## Goal
Among the records that follow, count the lines with the string "Schiffbeker"; report only that count.

* START Input material *

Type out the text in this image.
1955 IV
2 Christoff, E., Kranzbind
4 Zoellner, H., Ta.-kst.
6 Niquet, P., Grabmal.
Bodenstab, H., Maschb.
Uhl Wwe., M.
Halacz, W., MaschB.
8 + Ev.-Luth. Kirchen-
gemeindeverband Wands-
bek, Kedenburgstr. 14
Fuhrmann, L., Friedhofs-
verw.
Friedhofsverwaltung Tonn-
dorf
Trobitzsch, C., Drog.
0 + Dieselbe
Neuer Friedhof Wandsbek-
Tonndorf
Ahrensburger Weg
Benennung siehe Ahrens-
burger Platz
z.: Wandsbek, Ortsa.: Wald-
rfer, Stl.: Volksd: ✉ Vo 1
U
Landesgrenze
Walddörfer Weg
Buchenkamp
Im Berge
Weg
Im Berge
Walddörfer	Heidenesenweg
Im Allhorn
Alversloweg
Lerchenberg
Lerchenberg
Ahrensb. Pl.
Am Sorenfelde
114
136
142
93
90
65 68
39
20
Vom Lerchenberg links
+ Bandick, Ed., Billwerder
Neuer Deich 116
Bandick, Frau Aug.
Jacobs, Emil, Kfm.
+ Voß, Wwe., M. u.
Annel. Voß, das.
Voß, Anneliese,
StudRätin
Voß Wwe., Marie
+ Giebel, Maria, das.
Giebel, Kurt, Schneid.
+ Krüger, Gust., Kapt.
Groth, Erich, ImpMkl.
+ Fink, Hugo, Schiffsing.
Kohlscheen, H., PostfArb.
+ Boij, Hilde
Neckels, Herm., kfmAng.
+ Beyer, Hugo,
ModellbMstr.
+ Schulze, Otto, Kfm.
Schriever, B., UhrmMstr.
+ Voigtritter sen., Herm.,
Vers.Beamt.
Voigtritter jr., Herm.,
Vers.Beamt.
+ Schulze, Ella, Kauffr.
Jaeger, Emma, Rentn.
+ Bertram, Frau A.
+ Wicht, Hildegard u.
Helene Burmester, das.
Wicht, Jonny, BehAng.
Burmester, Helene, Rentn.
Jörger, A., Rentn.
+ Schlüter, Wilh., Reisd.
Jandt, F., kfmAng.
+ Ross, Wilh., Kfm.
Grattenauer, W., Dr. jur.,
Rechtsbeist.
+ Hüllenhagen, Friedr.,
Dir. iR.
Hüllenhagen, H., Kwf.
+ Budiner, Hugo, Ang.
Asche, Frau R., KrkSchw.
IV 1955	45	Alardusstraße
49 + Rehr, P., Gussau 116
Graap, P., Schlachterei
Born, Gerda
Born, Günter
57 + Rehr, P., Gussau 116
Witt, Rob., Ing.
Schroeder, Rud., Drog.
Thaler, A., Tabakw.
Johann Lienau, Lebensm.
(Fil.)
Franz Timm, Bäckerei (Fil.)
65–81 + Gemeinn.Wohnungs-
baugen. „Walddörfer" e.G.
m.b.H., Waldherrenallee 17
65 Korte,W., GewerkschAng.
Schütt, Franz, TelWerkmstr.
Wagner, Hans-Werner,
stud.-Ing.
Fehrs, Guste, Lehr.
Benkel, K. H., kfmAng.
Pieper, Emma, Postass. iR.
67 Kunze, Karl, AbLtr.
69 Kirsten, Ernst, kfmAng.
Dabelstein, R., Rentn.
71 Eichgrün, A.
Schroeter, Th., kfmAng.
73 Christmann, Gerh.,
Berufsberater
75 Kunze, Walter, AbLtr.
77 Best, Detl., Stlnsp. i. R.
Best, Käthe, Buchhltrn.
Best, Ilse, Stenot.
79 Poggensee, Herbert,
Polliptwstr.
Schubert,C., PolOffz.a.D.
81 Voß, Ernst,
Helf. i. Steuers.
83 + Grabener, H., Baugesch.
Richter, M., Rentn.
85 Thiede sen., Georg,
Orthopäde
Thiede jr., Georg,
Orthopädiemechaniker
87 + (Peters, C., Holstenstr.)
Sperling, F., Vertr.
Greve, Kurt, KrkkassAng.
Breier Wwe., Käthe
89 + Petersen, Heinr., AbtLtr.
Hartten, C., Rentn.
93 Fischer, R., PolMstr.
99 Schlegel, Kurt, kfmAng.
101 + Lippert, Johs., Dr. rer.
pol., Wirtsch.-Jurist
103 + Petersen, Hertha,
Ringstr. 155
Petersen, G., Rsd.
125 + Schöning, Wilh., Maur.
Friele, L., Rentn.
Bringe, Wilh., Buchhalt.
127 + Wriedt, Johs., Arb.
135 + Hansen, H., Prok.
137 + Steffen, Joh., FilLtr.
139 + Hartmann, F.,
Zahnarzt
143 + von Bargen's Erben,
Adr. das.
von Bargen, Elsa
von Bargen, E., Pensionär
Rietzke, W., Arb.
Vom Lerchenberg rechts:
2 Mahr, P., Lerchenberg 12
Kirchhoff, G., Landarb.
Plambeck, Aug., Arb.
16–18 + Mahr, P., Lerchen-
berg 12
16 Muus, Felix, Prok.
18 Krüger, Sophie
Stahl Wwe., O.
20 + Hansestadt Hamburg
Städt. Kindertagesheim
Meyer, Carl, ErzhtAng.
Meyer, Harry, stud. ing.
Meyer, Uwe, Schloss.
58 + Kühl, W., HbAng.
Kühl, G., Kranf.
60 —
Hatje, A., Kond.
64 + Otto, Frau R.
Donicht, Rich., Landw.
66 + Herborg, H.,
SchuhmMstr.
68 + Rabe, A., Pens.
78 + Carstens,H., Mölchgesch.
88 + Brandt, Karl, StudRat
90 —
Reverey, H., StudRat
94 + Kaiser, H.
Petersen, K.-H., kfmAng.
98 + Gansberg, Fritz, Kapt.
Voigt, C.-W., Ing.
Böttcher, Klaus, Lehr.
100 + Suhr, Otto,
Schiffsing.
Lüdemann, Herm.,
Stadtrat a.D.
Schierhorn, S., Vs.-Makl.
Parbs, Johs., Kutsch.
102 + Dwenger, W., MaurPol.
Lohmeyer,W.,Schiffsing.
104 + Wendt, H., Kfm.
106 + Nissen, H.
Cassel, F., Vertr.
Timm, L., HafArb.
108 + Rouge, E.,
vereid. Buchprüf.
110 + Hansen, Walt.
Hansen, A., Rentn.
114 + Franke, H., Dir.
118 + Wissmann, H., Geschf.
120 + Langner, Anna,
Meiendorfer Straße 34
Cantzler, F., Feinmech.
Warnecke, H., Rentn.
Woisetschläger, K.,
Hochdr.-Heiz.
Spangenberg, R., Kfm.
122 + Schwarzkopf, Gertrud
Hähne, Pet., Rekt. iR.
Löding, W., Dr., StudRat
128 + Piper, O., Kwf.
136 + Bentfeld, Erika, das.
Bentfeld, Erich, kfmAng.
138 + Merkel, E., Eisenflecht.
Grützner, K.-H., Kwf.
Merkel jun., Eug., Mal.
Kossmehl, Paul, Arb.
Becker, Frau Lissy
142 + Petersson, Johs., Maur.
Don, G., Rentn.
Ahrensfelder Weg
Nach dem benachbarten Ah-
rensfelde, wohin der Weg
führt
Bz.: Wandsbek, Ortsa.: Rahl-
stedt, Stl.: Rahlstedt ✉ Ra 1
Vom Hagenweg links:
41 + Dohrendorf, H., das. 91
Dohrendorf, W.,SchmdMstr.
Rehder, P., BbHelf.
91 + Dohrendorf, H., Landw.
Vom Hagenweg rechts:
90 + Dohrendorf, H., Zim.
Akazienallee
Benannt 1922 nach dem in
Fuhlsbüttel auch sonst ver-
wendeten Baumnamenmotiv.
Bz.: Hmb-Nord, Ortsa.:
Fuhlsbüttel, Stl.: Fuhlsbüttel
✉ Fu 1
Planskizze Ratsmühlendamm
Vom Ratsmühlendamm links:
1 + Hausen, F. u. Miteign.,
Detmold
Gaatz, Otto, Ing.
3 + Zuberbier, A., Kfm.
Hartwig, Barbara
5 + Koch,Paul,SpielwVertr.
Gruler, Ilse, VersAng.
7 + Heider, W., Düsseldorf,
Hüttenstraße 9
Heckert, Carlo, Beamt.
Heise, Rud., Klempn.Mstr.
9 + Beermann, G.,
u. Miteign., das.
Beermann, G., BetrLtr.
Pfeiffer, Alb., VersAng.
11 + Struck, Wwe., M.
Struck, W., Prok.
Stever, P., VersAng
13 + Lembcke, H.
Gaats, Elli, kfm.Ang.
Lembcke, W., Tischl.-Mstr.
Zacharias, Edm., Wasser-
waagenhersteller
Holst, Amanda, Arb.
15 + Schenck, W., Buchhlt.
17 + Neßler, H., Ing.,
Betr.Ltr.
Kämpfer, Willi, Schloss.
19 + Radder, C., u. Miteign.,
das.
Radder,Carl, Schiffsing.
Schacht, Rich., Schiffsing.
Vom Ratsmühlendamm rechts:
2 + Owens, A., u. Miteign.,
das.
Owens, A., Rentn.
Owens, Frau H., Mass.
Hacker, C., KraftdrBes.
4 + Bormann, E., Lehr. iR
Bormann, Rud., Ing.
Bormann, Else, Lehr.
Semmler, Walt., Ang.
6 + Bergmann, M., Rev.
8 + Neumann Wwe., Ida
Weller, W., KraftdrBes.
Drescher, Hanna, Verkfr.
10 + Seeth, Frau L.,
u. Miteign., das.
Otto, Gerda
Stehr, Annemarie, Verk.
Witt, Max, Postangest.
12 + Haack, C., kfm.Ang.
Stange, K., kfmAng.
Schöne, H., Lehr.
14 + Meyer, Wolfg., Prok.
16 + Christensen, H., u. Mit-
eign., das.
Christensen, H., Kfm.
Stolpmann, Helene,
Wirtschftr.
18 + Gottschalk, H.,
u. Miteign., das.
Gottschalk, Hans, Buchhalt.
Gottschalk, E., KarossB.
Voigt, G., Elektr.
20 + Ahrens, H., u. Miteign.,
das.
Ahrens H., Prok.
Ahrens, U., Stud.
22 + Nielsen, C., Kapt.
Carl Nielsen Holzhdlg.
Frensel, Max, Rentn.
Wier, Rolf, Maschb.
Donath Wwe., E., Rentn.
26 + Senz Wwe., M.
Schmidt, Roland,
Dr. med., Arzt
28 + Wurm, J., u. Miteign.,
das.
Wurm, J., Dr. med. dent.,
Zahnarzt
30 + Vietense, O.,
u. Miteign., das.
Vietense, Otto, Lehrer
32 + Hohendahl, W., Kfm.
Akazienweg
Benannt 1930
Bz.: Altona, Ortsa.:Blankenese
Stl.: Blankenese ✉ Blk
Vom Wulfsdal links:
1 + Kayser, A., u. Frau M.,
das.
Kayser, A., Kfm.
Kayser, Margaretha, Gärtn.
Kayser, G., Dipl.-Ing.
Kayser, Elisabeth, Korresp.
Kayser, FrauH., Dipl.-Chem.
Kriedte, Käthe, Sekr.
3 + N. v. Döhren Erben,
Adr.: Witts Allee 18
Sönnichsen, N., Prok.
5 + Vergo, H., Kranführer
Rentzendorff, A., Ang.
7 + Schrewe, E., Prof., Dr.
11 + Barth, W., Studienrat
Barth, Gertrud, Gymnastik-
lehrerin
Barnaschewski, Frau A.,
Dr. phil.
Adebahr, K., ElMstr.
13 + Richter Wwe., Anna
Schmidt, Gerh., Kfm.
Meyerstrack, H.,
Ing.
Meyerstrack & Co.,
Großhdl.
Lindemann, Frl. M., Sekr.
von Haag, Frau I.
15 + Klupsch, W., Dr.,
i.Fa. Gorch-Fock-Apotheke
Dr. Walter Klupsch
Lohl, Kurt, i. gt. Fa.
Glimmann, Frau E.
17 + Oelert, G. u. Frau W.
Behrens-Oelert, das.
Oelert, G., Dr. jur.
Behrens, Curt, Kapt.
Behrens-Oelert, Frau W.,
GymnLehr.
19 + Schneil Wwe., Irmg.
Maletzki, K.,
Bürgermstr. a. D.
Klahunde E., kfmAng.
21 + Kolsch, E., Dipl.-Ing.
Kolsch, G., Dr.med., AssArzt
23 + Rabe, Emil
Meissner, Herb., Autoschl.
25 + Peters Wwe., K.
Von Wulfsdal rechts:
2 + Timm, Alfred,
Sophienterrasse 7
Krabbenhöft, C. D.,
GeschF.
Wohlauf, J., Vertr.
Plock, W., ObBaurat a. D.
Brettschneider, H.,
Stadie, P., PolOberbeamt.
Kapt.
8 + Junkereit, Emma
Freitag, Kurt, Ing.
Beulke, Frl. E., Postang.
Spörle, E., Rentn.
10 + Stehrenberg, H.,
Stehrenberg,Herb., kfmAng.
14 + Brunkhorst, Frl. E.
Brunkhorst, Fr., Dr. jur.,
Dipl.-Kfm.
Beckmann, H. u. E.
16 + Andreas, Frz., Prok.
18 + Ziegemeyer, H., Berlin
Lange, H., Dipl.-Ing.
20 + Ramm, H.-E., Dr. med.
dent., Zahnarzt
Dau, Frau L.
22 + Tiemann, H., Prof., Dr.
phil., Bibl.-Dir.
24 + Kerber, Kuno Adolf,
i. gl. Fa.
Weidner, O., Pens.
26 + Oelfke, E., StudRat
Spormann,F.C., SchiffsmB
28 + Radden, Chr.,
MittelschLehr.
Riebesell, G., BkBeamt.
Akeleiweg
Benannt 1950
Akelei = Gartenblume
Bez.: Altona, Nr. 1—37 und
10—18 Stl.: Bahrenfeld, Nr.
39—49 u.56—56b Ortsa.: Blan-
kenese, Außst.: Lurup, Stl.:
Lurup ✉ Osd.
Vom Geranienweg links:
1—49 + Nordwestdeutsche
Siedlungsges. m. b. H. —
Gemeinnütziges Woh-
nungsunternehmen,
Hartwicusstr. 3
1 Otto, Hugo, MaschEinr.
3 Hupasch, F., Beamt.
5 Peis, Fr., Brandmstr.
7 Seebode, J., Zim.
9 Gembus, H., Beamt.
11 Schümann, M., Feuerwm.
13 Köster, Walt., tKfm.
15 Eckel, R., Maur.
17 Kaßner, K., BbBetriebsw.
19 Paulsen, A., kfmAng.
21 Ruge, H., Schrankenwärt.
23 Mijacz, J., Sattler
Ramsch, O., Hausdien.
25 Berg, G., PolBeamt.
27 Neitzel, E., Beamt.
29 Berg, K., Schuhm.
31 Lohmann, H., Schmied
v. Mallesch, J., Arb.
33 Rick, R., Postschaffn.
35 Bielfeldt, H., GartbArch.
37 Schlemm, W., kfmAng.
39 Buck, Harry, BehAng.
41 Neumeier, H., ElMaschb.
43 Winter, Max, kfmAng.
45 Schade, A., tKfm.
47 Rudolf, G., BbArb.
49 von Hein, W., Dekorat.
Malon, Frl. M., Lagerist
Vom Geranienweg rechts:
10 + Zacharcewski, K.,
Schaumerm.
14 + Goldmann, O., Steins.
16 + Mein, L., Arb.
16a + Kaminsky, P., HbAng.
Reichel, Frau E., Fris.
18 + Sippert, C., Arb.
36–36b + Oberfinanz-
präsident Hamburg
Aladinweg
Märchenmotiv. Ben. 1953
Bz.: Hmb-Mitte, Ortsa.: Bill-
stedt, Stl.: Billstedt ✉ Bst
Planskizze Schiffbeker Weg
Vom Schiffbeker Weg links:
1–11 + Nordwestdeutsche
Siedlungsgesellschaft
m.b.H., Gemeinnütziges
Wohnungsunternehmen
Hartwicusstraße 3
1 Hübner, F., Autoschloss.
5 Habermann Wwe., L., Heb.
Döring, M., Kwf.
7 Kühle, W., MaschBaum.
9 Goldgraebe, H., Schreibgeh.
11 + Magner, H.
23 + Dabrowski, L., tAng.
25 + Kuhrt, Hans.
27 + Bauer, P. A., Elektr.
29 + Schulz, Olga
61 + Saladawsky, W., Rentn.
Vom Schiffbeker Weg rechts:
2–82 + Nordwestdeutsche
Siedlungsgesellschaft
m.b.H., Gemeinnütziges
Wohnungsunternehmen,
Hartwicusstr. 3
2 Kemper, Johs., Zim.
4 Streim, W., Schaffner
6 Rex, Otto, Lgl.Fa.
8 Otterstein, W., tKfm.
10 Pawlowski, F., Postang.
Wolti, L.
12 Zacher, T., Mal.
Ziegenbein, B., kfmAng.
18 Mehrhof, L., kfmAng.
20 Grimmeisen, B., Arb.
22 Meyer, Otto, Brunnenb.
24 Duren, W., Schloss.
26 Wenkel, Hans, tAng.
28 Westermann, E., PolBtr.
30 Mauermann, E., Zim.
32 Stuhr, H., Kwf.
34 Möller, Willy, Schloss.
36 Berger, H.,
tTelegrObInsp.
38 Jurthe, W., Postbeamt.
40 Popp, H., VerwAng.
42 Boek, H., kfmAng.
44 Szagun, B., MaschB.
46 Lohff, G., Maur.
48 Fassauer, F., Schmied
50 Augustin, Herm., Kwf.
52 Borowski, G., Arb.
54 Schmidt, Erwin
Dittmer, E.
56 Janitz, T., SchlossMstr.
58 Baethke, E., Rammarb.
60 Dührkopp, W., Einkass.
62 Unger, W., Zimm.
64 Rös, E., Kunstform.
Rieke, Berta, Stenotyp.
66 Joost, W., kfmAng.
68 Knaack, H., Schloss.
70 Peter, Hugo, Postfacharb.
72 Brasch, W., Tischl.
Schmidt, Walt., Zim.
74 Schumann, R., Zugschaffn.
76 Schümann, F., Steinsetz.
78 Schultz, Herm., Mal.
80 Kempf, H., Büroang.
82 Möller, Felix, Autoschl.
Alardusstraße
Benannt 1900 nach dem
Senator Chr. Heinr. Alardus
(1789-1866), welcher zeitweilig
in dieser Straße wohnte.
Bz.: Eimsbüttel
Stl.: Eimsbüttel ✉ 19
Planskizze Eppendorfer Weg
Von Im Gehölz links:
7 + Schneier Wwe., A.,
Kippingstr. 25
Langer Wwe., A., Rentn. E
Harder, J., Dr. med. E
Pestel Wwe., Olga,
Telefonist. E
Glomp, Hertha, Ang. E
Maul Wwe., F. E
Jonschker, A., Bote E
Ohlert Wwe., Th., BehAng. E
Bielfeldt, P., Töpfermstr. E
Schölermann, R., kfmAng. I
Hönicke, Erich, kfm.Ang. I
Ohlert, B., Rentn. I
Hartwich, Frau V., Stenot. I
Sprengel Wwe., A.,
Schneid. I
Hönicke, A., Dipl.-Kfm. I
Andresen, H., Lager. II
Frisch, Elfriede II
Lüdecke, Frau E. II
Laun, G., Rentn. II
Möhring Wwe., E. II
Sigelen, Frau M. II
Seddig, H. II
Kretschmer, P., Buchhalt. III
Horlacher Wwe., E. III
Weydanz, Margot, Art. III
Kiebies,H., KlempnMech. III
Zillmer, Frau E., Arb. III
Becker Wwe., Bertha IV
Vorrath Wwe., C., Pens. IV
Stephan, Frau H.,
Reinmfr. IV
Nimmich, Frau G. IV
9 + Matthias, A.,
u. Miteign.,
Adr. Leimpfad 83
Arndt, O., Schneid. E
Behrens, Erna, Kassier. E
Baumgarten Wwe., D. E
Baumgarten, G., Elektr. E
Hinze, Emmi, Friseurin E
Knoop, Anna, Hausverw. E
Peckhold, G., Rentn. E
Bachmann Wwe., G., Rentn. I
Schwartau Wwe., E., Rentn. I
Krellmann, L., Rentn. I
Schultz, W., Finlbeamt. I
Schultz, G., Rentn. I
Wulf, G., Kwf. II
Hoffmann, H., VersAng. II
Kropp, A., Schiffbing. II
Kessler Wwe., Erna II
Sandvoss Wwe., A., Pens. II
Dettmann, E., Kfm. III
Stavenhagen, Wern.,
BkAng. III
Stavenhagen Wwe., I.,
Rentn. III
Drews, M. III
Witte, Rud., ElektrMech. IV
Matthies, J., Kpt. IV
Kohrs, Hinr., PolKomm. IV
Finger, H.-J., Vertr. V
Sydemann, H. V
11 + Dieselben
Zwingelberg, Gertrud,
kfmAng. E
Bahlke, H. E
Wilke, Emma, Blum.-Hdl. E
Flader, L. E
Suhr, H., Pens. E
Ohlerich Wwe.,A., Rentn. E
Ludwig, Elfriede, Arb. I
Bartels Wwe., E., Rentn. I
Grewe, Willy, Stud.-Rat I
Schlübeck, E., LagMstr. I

* END Input material *

## Expected answer
3